**Instructions to follow**:
Below is some material; transcribe all of it exactly.

[Collected data]
..........

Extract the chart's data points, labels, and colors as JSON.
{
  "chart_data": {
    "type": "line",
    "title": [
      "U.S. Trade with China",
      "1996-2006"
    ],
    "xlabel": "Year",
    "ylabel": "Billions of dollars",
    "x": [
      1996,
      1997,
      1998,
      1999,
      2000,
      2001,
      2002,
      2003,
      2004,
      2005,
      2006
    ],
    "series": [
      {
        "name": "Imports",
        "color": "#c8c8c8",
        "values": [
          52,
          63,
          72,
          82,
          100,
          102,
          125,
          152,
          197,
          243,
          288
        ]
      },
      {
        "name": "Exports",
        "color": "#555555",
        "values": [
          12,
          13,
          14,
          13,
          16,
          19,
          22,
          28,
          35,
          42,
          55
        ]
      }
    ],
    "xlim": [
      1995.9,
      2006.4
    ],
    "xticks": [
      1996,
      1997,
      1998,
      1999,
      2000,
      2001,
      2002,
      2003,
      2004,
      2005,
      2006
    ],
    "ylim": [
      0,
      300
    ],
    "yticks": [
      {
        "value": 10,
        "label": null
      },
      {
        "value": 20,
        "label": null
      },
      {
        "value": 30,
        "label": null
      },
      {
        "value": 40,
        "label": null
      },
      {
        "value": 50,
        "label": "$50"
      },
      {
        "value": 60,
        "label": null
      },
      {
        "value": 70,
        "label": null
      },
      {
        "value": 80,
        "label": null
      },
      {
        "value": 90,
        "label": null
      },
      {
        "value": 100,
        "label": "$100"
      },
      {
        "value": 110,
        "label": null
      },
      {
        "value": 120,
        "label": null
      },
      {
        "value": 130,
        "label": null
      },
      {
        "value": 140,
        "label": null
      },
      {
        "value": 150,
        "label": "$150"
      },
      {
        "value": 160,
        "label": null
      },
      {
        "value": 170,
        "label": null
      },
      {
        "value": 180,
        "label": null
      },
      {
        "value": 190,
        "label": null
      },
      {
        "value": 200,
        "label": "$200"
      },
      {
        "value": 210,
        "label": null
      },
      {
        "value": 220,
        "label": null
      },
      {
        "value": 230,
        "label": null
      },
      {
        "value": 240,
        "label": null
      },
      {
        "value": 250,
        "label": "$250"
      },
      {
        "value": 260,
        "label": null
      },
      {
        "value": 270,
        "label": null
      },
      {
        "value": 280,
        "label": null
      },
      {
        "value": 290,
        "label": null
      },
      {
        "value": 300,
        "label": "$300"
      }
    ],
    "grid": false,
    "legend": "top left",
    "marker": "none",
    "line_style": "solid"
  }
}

..........

**Correct answer**:
Extract the chart's data points, labels, and colors as JSON.
{
  "chart_data": {
    "type": "line",
    "title": [
      "U.S. Trade with China",
      "1996-2006"
    ],
    "xlabel": "Year",
    "ylabel": "Billions of dollars",
    "x": [
      1996,
      1997,
      1998,
      1999,
      2000,
      2001,
      2002,
      2003,
      2004,
      2005,
      2006
    ],
    "series": [
      {
        "name": "Imports",
        "color": "#c8c8c8",
        "values": [
          52,
          63,
          72,
          82,
          100,
          102,
          125,
          152,
          197,
          243,
          288
        ]
      },
      {
        "name": "Exports",
        "color": "#555555",
        "values": [
          12,
          13,
          14,
          13,
          16,
          19,
          22,
          28,
          35,
          42,
          55
        ]
      }
    ],
    "xlim": [
      1995.9,
      2006.4
    ],
    "xticks": [
      1996,
      1997,
      1998,
      1999,
      2000,
      2001,
      2002,
      2003,
      2004,
      2005,
      2006
    ],
    "ylim": [
      0,
      300
    ],
    "yticks": [
      {
        "value": 10,
        "label": null
      },
      {
        "value": 20,
        "label": null
      },
      {
        "value": 30,
        "label": null
      },
      {
        "value": 40,
        "label": null
      },
      {
        "value": 50,
        "label": "$50"
      },
      {
        "value": 60,
        "label": null
      },
      {
        "value": 70,
        "label": null
      },
      {
        "value": 80,
        "label": null
      },
      {
        "value": 90,
        "label": null
      },
      {
        "value": 100,
        "label": "$100"
      },
      {
        "value": 110,
        "label": null
      },
      {
        "value": 120,
        "label": null
      },
      {
        "value": 130,
        "label": null
      },
      {
        "value": 140,
        "label": null
      },
      {
        "value": 150,
        "label": "$150"
      },
      {
        "value": 160,
        "label": null
      },
      {
        "value": 170,
        "label": null
      },
      {
        "value": 180,
        "label": null
      },
      {
        "value": 190,
        "label": null
      },
      {
        "value": 200,
        "label": "$200"
      },
      {
        "value": 210,
        "label": null
      },
      {
        "value": 220,
        "label": null
      },
      {
        "value": 230,
        "label": null
      },
      {
        "value": 240,
        "label": null
      },
      {
        "value": 250,
        "label": "$250"
      },
      {
        "value": 260,
        "label": null
      },
      {
        "value": 270,
        "label": null
      },
      {
        "value": 280,
        "label": null
      },
      {
        "value": 290,
        "label": null
      },
      {
        "value": 300,
        "label": "$300"
      }
    ],
    "grid": false,
    "legend": "top left",
    "marker": "none",
    "line_style": "solid"
  }
}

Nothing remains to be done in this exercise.